> [Written problem]
In the entries that follow, find the word "icon" and report each line it is on.

-=-=-=-=-

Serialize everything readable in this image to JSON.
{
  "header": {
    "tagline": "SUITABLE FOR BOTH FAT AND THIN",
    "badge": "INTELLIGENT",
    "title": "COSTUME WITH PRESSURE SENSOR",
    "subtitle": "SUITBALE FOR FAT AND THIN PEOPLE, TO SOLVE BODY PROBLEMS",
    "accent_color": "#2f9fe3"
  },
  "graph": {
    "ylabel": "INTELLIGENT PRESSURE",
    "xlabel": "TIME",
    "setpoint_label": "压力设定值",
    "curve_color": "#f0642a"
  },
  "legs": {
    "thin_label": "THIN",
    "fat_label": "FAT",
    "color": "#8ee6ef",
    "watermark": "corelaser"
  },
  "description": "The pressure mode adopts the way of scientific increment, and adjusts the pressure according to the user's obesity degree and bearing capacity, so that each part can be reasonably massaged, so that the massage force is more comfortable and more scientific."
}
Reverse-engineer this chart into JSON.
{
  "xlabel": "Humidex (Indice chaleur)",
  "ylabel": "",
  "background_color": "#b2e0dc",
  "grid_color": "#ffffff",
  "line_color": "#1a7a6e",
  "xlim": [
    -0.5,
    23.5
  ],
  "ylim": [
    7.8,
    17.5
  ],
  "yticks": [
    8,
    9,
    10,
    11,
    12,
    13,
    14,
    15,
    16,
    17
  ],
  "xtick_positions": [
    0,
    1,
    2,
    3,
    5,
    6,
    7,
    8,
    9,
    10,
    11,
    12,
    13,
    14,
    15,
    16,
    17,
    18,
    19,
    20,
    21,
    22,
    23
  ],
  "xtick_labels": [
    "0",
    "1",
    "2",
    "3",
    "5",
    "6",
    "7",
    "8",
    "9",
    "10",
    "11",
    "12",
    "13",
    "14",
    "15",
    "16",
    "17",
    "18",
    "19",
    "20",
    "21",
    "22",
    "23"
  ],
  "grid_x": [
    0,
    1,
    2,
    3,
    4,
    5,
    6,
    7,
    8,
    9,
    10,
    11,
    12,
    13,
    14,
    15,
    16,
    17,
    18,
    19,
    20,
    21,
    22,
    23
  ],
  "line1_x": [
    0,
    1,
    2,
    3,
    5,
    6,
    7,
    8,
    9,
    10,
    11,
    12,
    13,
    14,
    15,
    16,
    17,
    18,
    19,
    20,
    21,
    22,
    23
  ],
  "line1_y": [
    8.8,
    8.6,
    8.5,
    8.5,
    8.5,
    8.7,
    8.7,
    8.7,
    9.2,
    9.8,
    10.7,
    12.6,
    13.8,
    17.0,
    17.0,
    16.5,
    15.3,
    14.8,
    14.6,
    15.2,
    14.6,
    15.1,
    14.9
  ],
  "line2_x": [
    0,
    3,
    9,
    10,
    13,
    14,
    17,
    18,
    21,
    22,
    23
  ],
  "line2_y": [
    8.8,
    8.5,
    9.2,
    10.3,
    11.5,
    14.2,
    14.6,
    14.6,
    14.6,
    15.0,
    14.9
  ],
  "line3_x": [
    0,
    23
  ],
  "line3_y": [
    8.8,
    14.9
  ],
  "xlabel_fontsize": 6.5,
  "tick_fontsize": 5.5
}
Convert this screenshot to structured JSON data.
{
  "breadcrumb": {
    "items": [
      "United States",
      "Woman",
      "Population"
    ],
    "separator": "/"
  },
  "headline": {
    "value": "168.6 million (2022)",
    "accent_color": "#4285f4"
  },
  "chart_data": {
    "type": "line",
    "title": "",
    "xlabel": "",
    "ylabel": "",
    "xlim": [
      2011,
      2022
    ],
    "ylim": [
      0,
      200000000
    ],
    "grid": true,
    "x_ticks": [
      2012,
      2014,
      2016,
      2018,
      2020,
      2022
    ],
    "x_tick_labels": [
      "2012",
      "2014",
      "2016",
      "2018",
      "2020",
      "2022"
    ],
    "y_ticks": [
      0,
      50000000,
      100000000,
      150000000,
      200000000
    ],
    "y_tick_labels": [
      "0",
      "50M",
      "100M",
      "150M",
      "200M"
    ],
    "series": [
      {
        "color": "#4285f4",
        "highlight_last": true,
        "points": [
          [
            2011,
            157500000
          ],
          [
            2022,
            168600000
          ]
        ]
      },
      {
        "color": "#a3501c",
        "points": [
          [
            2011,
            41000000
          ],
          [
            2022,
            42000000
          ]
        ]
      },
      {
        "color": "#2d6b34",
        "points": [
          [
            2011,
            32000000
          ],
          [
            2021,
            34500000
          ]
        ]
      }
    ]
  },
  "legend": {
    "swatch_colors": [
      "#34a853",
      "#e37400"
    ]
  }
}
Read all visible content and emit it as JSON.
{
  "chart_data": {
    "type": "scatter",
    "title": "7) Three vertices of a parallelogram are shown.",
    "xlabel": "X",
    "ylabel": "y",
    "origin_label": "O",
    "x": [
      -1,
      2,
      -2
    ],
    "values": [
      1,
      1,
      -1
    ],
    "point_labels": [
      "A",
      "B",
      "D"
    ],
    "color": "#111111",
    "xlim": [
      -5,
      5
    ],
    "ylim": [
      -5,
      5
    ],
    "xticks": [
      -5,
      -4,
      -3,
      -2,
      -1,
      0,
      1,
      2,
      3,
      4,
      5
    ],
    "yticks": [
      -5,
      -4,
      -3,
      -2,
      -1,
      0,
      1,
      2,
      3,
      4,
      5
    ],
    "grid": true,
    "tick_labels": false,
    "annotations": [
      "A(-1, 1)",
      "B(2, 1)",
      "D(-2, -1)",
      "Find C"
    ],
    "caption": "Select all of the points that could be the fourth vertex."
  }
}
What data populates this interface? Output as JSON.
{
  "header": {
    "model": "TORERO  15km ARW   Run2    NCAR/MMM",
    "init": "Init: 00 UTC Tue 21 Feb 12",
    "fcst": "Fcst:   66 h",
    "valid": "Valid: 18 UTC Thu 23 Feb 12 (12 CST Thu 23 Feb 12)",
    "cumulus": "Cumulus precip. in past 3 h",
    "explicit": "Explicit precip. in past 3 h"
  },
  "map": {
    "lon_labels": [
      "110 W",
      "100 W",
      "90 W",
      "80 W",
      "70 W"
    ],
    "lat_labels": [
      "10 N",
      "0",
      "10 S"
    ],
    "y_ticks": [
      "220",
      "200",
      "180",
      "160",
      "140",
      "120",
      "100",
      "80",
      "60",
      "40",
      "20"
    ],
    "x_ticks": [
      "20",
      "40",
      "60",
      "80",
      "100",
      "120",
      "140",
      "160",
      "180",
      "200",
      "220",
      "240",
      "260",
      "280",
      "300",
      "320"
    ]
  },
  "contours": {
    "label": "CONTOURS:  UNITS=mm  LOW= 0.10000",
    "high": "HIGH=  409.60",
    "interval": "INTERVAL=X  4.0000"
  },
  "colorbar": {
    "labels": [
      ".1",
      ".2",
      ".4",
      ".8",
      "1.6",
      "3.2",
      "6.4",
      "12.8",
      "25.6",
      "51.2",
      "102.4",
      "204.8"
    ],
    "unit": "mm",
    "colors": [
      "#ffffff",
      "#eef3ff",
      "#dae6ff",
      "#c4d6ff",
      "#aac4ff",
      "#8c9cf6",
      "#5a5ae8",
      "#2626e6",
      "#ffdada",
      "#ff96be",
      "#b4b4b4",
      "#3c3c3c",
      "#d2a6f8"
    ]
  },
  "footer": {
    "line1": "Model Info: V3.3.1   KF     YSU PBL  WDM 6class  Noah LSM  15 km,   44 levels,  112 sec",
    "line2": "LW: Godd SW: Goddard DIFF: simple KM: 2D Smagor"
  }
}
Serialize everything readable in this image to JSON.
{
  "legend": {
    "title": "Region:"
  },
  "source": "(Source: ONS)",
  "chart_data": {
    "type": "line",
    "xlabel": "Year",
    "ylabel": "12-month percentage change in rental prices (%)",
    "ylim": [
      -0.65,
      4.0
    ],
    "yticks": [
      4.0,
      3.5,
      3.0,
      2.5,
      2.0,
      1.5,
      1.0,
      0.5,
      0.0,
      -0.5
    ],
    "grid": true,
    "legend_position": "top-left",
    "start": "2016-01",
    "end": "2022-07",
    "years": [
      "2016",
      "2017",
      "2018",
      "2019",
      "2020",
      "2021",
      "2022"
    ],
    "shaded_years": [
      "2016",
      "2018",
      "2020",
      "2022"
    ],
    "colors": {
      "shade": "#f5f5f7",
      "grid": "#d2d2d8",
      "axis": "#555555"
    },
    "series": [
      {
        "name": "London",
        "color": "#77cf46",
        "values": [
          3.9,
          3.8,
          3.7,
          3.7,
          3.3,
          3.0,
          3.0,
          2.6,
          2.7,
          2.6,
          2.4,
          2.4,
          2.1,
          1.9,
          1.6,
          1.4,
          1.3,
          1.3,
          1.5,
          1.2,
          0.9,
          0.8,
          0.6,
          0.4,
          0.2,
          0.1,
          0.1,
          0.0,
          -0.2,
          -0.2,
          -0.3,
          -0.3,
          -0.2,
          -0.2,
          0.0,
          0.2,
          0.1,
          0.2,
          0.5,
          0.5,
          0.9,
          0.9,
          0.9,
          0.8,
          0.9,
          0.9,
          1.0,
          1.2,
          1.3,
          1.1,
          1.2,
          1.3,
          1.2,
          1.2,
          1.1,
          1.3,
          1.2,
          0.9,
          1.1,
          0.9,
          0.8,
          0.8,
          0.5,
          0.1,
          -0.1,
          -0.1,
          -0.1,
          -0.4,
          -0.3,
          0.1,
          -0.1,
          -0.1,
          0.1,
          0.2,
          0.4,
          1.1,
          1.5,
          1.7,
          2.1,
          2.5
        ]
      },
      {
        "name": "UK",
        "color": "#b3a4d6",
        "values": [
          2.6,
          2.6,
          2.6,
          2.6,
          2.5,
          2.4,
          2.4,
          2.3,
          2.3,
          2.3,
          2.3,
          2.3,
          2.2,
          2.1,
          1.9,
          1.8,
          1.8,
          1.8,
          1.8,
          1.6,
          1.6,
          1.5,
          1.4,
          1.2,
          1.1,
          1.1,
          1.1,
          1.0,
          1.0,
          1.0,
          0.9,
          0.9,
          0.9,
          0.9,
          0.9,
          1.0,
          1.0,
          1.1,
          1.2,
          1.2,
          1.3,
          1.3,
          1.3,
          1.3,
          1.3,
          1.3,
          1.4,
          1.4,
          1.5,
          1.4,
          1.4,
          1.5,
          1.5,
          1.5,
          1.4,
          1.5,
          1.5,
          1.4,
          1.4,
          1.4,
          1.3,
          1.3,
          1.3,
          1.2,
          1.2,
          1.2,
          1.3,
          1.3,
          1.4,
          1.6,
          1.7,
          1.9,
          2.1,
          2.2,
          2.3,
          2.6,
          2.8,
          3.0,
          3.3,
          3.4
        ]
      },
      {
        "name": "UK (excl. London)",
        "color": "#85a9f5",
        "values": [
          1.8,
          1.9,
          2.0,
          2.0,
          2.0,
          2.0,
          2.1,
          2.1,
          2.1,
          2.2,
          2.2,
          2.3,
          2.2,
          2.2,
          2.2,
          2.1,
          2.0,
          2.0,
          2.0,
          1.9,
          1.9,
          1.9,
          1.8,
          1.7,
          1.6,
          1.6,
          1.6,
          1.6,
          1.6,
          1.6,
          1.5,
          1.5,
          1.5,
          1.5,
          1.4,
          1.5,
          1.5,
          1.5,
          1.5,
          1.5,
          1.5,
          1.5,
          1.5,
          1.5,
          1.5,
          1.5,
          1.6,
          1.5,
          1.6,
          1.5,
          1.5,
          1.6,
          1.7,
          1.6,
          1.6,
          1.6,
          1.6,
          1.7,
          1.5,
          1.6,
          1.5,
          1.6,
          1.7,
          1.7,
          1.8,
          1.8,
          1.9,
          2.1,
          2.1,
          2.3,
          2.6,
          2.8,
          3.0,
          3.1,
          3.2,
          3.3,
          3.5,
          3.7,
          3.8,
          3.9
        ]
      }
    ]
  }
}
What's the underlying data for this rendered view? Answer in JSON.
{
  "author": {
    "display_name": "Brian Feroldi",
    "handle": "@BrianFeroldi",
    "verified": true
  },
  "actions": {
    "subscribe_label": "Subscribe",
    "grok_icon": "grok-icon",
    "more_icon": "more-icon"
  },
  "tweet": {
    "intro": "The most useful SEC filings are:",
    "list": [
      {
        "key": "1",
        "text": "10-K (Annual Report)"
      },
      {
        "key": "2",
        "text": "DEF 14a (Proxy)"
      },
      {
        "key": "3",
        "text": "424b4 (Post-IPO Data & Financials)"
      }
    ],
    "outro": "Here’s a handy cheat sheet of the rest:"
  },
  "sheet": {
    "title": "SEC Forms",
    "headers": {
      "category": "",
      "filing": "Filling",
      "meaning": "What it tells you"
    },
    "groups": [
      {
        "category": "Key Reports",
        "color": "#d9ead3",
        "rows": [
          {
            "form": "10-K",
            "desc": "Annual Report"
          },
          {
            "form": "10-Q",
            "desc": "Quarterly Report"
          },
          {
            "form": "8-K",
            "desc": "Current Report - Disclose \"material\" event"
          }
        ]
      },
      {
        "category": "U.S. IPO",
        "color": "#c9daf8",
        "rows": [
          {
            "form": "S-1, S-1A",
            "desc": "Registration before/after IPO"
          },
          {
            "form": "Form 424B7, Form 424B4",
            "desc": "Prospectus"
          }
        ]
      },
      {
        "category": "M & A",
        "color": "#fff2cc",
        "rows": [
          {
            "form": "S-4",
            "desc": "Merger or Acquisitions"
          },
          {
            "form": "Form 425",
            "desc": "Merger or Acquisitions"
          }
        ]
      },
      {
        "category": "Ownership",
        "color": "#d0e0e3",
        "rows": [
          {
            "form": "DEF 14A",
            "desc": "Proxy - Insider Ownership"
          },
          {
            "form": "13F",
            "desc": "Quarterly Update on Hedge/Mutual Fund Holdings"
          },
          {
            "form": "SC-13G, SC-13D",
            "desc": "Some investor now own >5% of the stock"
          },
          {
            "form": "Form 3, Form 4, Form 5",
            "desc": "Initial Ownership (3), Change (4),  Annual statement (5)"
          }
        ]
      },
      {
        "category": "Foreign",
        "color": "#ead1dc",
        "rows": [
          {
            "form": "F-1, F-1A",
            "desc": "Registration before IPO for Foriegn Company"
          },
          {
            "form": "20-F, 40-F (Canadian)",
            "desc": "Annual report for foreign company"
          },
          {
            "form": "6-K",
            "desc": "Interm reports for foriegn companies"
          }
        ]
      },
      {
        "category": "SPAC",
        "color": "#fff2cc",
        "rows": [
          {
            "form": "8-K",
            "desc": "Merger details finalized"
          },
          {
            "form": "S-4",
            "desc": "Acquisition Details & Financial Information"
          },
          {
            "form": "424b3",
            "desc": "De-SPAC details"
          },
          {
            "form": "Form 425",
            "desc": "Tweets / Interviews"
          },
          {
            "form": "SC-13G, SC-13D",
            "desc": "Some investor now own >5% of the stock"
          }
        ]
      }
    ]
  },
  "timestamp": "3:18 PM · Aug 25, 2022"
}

-=-=-=-=-

> [Answer below]
    "grok_icon": "grok-icon",
    "more_icon": "more-icon"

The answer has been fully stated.